PROBLEM DETAILS: Set each record down exactly, excluding all images.

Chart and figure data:
======

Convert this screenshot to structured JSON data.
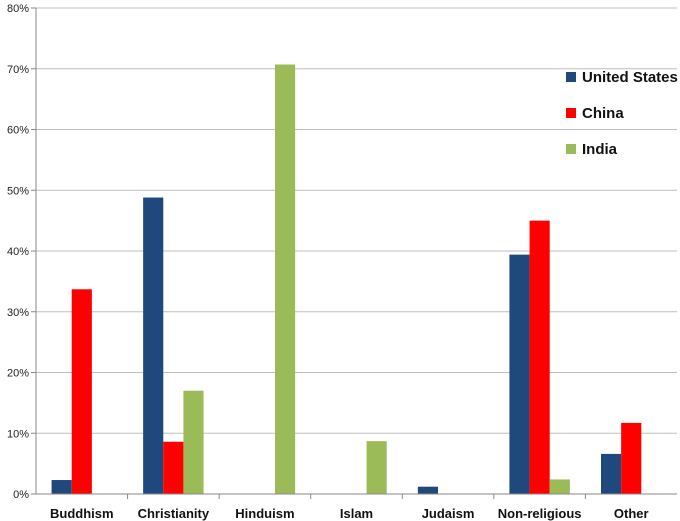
{
  "chart_data": {
    "type": "bar",
    "categories": [
      "Buddhism",
      "Christianity",
      "Hinduism",
      "Islam",
      "Judaism",
      "Non-religious",
      "Other"
    ],
    "series": [
      {
        "name": "United States",
        "color": "#1f497d",
        "values": [
          2.3,
          48.8,
          0,
          0,
          1.2,
          39.4,
          6.6
        ]
      },
      {
        "name": "China",
        "color": "#ff0000",
        "values": [
          33.7,
          8.6,
          0,
          0,
          0,
          45.0,
          11.7
        ]
      },
      {
        "name": "India",
        "color": "#9bbb59",
        "values": [
          0,
          17.0,
          70.7,
          8.7,
          0,
          2.4,
          0
        ]
      }
    ],
    "ylim": [
      0,
      80
    ],
    "ytick_labels": [
      "0%",
      "10%",
      "20%",
      "30%",
      "40%",
      "50%",
      "60%",
      "70%",
      "80%"
    ],
    "grid": "horizontal",
    "legend_position": "top-right",
    "title": "",
    "xlabel": "",
    "ylabel": ""
  }
}
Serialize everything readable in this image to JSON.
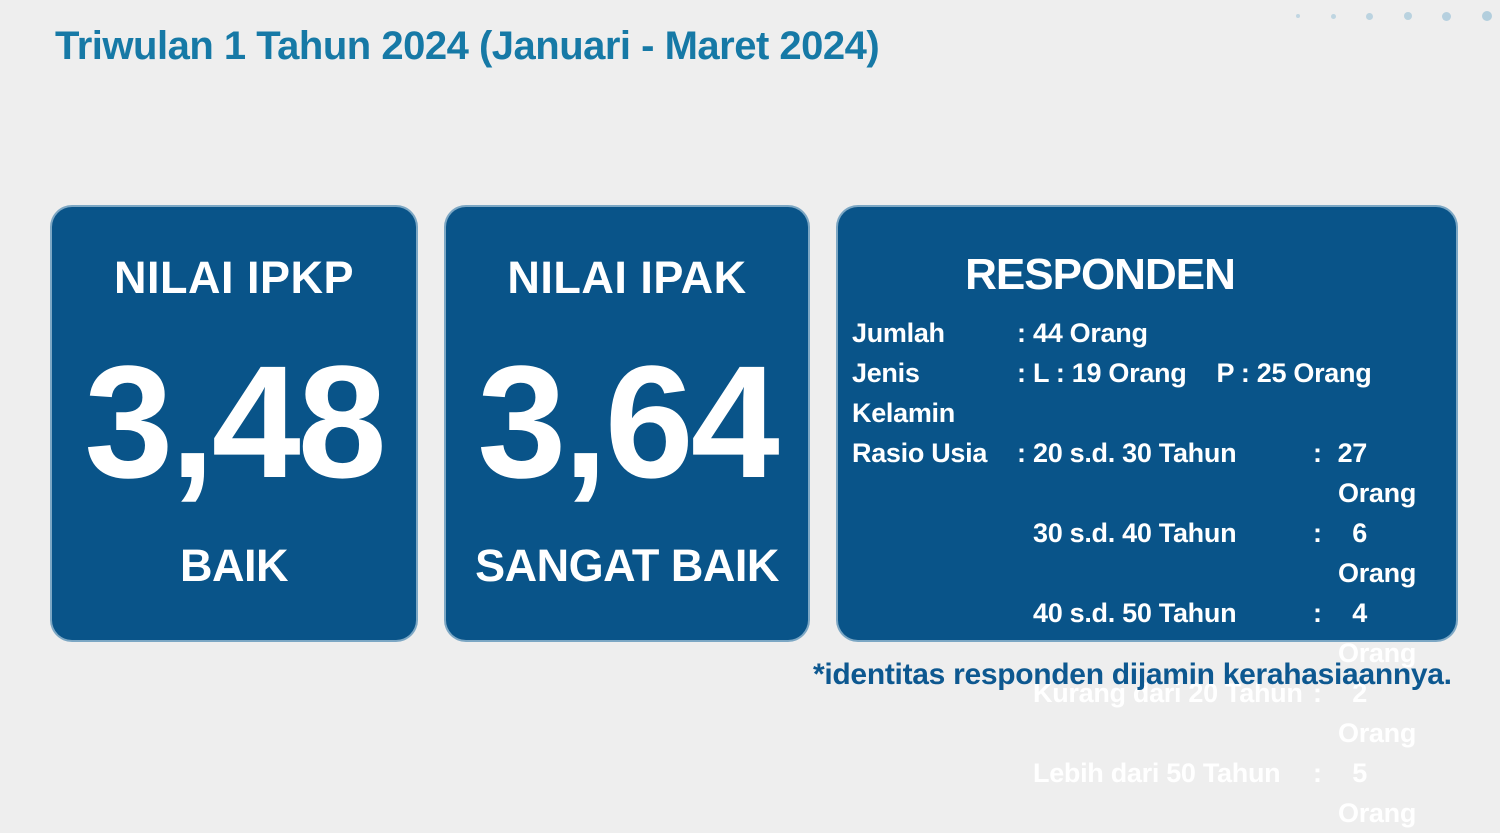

======

THE RESPONSE:
Convert this screenshot to structured JSON data.
{
  "chart_data": {
    "type": "bar",
    "categories": [
      "Buddhism",
      "Christianity",
      "Hinduism",
      "Islam",
      "Judaism",
      "Non-religious",
      "Other"
    ],
    "series": [
      {
        "name": "United States",
        "color": "#1f497d",
        "values": [
          2.3,
          48.8,
          0,
          0,
          1.2,
          39.4,
          6.6
        ]
      },
      {
        "name": "China",
        "color": "#ff0000",
        "values": [
          33.7,
          8.6,
          0,
          0,
          0,
          45.0,
          11.7
        ]
      },
      {
        "name": "India",
        "color": "#9bbb59",
        "values": [
          0,
          17.0,
          70.7,
          8.7,
          0,
          2.4,
          0
        ]
      }
    ],
    "ylim": [
      0,
      80
    ],
    "ytick_labels": [
      "0%",
      "10%",
      "20%",
      "30%",
      "40%",
      "50%",
      "60%",
      "70%",
      "80%"
    ],
    "grid": "horizontal",
    "legend_position": "top-right",
    "title": "",
    "xlabel": "",
    "ylabel": ""
  }
}
Serialize everything readable in this image to JSON.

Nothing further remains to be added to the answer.